=== EXERCISE BRIEF ===
Render every line of the data below as a Markdown table with the columns "Row" and "Line", numbering the rows in order and leaving out blank lines.

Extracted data
====
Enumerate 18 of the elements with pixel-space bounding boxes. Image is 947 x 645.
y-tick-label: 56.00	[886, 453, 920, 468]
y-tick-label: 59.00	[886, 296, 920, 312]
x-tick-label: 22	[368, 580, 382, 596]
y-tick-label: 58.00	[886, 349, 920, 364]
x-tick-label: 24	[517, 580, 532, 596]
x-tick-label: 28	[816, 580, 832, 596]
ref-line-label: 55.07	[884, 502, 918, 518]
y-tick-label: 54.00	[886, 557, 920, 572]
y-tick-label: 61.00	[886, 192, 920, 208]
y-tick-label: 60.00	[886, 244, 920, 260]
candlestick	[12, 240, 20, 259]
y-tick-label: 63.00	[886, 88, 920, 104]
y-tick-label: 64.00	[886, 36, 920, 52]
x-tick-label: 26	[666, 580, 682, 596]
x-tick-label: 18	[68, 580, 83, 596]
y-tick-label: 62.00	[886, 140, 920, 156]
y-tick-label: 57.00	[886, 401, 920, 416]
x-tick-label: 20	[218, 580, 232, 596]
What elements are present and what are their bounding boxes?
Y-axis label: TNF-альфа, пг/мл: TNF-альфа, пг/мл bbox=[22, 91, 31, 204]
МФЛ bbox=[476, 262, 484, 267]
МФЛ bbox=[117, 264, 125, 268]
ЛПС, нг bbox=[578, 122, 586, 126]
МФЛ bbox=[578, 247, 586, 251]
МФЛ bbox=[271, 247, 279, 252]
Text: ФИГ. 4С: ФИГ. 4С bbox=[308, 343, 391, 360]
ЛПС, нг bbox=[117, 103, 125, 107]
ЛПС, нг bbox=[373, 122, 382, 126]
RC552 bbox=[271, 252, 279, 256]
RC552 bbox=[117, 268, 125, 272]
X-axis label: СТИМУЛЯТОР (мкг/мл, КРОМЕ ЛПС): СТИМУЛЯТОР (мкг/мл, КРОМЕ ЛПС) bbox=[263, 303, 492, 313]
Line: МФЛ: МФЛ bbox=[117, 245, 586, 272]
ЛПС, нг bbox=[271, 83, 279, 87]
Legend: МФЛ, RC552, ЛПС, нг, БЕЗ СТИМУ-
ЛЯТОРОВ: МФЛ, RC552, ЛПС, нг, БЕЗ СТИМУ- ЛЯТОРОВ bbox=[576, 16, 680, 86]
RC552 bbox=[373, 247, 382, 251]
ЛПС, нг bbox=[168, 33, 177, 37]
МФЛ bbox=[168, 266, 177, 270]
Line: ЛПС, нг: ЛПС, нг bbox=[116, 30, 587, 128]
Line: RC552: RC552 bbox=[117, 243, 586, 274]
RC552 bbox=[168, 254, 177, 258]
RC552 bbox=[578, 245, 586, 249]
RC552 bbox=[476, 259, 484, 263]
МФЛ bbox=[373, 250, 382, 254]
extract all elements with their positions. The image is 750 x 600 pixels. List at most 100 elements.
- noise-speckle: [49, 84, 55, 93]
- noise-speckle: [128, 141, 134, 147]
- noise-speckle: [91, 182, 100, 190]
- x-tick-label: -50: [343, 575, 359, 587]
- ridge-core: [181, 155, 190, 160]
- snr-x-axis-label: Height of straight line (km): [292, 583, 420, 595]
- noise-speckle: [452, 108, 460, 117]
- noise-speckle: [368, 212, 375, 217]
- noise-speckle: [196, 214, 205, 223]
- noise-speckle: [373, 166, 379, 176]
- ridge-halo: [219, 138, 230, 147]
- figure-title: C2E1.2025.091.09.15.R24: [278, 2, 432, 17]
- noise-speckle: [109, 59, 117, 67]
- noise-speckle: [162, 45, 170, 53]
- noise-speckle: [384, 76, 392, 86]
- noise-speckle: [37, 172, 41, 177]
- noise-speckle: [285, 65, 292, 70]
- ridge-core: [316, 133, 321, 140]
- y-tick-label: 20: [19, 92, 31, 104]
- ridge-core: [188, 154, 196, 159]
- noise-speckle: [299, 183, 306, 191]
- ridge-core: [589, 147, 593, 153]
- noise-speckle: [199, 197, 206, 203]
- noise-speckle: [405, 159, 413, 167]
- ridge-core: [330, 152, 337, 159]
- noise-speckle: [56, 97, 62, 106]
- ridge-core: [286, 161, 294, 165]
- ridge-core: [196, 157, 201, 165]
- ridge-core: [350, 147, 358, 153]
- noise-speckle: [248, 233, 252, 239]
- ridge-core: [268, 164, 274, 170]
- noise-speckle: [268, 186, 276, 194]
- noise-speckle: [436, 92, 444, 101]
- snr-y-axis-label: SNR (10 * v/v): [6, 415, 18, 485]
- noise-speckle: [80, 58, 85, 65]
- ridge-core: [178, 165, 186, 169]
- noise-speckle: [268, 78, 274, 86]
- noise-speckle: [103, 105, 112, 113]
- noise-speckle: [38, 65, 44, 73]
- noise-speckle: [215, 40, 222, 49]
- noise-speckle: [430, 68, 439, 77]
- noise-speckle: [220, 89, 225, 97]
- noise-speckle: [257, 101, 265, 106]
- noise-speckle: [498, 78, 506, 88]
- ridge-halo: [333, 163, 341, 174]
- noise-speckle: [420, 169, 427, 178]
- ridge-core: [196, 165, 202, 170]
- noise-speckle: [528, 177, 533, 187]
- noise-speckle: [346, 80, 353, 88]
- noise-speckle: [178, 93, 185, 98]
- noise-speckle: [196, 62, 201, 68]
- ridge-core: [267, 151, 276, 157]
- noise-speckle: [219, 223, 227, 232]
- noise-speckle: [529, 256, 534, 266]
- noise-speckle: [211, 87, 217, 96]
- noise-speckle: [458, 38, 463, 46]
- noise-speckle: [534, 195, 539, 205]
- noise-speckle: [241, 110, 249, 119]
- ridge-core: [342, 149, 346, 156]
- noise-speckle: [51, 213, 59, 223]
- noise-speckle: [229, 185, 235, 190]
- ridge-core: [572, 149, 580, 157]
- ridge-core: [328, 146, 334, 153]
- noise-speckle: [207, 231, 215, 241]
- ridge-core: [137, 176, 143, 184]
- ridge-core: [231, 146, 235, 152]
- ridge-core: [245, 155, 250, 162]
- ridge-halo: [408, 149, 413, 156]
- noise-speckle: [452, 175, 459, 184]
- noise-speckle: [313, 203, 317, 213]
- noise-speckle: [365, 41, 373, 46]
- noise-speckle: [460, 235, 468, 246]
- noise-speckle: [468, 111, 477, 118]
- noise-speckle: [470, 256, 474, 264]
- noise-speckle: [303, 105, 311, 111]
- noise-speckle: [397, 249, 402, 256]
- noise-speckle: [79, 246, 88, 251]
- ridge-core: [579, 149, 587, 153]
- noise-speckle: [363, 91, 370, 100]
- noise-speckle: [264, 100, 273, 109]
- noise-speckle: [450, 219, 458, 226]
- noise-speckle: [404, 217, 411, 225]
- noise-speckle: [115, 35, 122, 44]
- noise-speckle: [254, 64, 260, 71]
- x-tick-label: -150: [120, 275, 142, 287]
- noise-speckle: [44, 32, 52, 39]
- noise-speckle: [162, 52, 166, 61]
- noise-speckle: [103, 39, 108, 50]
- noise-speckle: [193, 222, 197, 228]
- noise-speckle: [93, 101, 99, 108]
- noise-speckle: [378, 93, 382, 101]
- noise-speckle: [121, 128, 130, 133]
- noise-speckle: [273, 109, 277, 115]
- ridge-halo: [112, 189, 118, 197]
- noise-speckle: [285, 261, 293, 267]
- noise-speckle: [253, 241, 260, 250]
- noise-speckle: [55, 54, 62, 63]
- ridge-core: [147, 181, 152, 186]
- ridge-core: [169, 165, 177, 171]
====
=== WRITTEN SOLUTION ===
| Row | Line |
|---|---|
| 1 | Enumerate 18 of the elements with pixel-space bounding boxes. Image is 947 x 645. |
| 2 | y-tick-label: 56.00	[886, 453, 920, 468] |
| 3 | y-tick-label: 59.00	[886, 296, 920, 312] |
| 4 | x-tick-label: 22	[368, 580, 382, 596] |
| 5 | y-tick-label: 58.00	[886, 349, 920, 364] |
| 6 | x-tick-label: 24	[517, 580, 532, 596] |
| 7 | x-tick-label: 28	[816, 580, 832, 596] |
| 8 | ref-line-label: 55.07	[884, 502, 918, 518] |
| 9 | y-tick-label: 54.00	[886, 557, 920, 572] |
| 10 | y-tick-label: 61.00	[886, 192, 920, 208] |
| 11 | y-tick-label: 60.00	[886, 244, 920, 260] |
| 12 | candlestick	[12, 240, 20, 259] |
| 13 | y-tick-label: 63.00	[886, 88, 920, 104] |
| 14 | y-tick-label: 64.00	[886, 36, 920, 52] |
| 15 | x-tick-label: 26	[666, 580, 682, 596] |
| 16 | x-tick-label: 18	[68, 580, 83, 596] |
| 17 | y-tick-label: 62.00	[886, 140, 920, 156] |
| 18 | y-tick-label: 57.00	[886, 401, 920, 416] |
| 19 | x-tick-label: 20	[218, 580, 232, 596] |
| 20 | What elements are present and what are their bounding boxes? |
| 21 | Y-axis label: TNF-альфа, пг/мл: TNF-альфа, пг/мл bbox=[22, 91, 31, 204] |
| 22 | МФЛ bbox=[476, 262, 484, 267] |
| 23 | МФЛ bbox=[117, 264, 125, 268] |
| 24 | ЛПС, нг bbox=[578, 122, 586, 126] |
| 25 | МФЛ bbox=[578, 247, 586, 251] |
| 26 | МФЛ bbox=[271, 247, 279, 252] |
| 27 | Text: ФИГ. 4С: ФИГ. 4С bbox=[308, 343, 391, 360] |
| 28 | ЛПС, нг bbox=[117, 103, 125, 107] |
| 29 | ЛПС, нг bbox=[373, 122, 382, 126] |
| 30 | RC552 bbox=[271, 252, 279, 256] |
| 31 | RC552 bbox=[117, 268, 125, 272] |
| 32 | X-axis label: СТИМУЛЯТОР (мкг/мл, КРОМЕ ЛПС): СТИМУЛЯТОР (мкг/мл, КРОМЕ ЛПС) bbox=[263, 303, 492, 313] |
| 33 | Line: МФЛ: МФЛ bbox=[117, 245, 586, 272] |
| 34 | ЛПС, нг bbox=[271, 83, 279, 87] |
| 35 | Legend: МФЛ, RC552, ЛПС, нг, БЕЗ СТИМУ- |
| 36 | ЛЯТОРОВ: МФЛ, RC552, ЛПС, нг, БЕЗ СТИМУ- ЛЯТОРОВ bbox=[576, 16, 680, 86] |
| 37 | RC552 bbox=[373, 247, 382, 251] |
| 38 | ЛПС, нг bbox=[168, 33, 177, 37] |
| 39 | МФЛ bbox=[168, 266, 177, 270] |
| 40 | Line: ЛПС, нг: ЛПС, нг bbox=[116, 30, 587, 128] |
| 41 | Line: RC552: RC552 bbox=[117, 243, 586, 274] |
| 42 | RC552 bbox=[168, 254, 177, 258] |
| 43 | RC552 bbox=[578, 245, 586, 249] |
| 44 | RC552 bbox=[476, 259, 484, 263] |
| 45 | МФЛ bbox=[373, 250, 382, 254] |
| 46 | extract all elements with their positions. The image is 750 x 600 pixels. List at most 100 elements. |
| 47 | - noise-speckle: [49, 84, 55, 93] |
| 48 | - noise-speckle: [128, 141, 134, 147] |
| 49 | - noise-speckle: [91, 182, 100, 190] |
| 50 | - x-tick-label: -50: [343, 575, 359, 587] |
| 51 | - ridge-core: [181, 155, 190, 160] |
| 52 | - snr-x-axis-label: Height of straight line (km): [292, 583, 420, 595] |
| 53 | - noise-speckle: [452, 108, 460, 117] |
| 54 | - noise-speckle: [368, 212, 375, 217] |
| 55 | - noise-speckle: [196, 214, 205, 223] |
| 56 | - noise-speckle: [373, 166, 379, 176] |
| 57 | - ridge-halo: [219, 138, 230, 147] |
| 58 | - figure-title: C2E1.2025.091.09.15.R24: [278, 2, 432, 17] |
| 59 | - noise-speckle: [109, 59, 117, 67] |
| 60 | - noise-speckle: [162, 45, 170, 53] |
| 61 | - noise-speckle: [384, 76, 392, 86] |
| 62 | - noise-speckle: [37, 172, 41, 177] |
| 63 | - noise-speckle: [285, 65, 292, 70] |
| 64 | - ridge-core: [316, 133, 321, 140] |
| 65 | - y-tick-label: 20: [19, 92, 31, 104] |
| 66 | - ridge-core: [188, 154, 196, 159] |
| 67 | - noise-speckle: [299, 183, 306, 191] |
| 68 | - ridge-core: [589, 147, 593, 153] |
| 69 | - noise-speckle: [199, 197, 206, 203] |
| 70 | - noise-speckle: [405, 159, 413, 167] |
| 71 | - ridge-core: [330, 152, 337, 159] |
| 72 | - noise-speckle: [56, 97, 62, 106] |
| 73 | - ridge-core: [286, 161, 294, 165] |
| 74 | - ridge-core: [196, 157, 201, 165] |
| 75 | - ridge-core: [350, 147, 358, 153] |
| 76 | - noise-speckle: [248, 233, 252, 239] |
| 77 | - ridge-core: [268, 164, 274, 170] |
| 78 | - noise-speckle: [268, 186, 276, 194] |
| 79 | - noise-speckle: [436, 92, 444, 101] |
| 80 | - snr-y-axis-label: SNR (10 * v/v): [6, 415, 18, 485] |
| 81 | - noise-speckle: [80, 58, 85, 65] |
| 82 | - ridge-core: [178, 165, 186, 169] |
| 83 | - noise-speckle: [268, 78, 274, 86] |
| 84 | - noise-speckle: [103, 105, 112, 113] |
| 85 | - noise-speckle: [38, 65, 44, 73] |
| 86 | - noise-speckle: [215, 40, 222, 49] |
| 87 | - noise-speckle: [430, 68, 439, 77] |
| 88 | - noise-speckle: [220, 89, 225, 97] |
| 89 | - noise-speckle: [257, 101, 265, 106] |
| 90 | - noise-speckle: [498, 78, 506, 88] |
| 91 | - ridge-halo: [333, 163, 341, 174] |
| 92 | - noise-speckle: [420, 169, 427, 178] |
| 93 | - ridge-core: [196, 165, 202, 170] |
| 94 | - noise-speckle: [528, 177, 533, 187] |
| 95 | - noise-speckle: [346, 80, 353, 88] |
| 96 | - noise-speckle: [178, 93, 185, 98] |
| 97 | - noise-speckle: [196, 62, 201, 68] |
| 98 | - ridge-core: [267, 151, 276, 157] |
| 99 | - noise-speckle: [219, 223, 227, 232] |
| 100 | - noise-speckle: [529, 256, 534, 266] |
| 101 | - noise-speckle: [211, 87, 217, 96] |
| 102 | - noise-speckle: [458, 38, 463, 46] |
| 103 | - noise-speckle: [534, 195, 539, 205] |
| 104 | - noise-speckle: [241, 110, 249, 119] |
| 105 | - ridge-core: [342, 149, 346, 156] |
| 106 | - noise-speckle: [51, 213, 59, 223] |
| 107 | - noise-speckle: [229, 185, 235, 190] |
| 108 | - ridge-core: [572, 149, 580, 157] |
| 109 | - ridge-core: [328, 146, 334, 153] |
| 110 | - noise-speckle: [207, 231, 215, 241] |
| 111 | - ridge-core: [137, 176, 143, 184] |
| 112 | - ridge-core: [231, 146, 235, 152] |
| 113 | - ridge-core: [245, 155, 250, 162] |
| 114 | - ridge-halo: [408, 149, 413, 156] |
| 115 | - noise-speckle: [452, 175, 459, 184] |
| 116 | - noise-speckle: [313, 203, 317, 213] |
| 117 | - noise-speckle: [365, 41, 373, 46] |
| 118 | - noise-speckle: [460, 235, 468, 246] |
| 119 | - noise-speckle: [468, 111, 477, 118] |
| 120 | - noise-speckle: [470, 256, 474, 264] |
| 121 | - noise-speckle: [303, 105, 311, 111] |
| 122 | - noise-speckle: [397, 249, 402, 256] |
| 123 | - noise-speckle: [79, 246, 88, 251] |
| 124 | - ridge-core: [579, 149, 587, 153] |
| 125 | - noise-speckle: [363, 91, 370, 100] |
| 126 | - noise-speckle: [264, 100, 273, 109] |
| 127 | - noise-speckle: [450, 219, 458, 226] |
| 128 | - noise-speckle: [404, 217, 411, 225] |
| 129 | - noise-speckle: [115, 35, 122, 44] |
| 130 | - noise-speckle: [254, 64, 260, 71] |
| 131 | - x-tick-label: -150: [120, 275, 142, 287] |
| 132 | - noise-speckle: [44, 32, 52, 39] |
| 133 | - noise-speckle: [162, 52, 166, 61] |
| 134 | - noise-speckle: [103, 39, 108, 50] |
| 135 | - noise-speckle: [193, 222, 197, 228] |
| 136 | - noise-speckle: [93, 101, 99, 108] |
| 137 | - noise-speckle: [378, 93, 382, 101] |
| 138 | - noise-speckle: [121, 128, 130, 133] |
| 139 | - noise-speckle: [273, 109, 277, 115] |
| 140 | - ridge-halo: [112, 189, 118, 197] |
| 141 | - noise-speckle: [285, 261, 293, 267] |
| 142 | - noise-speckle: [253, 241, 260, 250] |
| 143 | - noise-speckle: [55, 54, 62, 63] |
| 144 | - ridge-core: [147, 181, 152, 186] |
| 145 | - ridge-core: [169, 165, 177, 171] |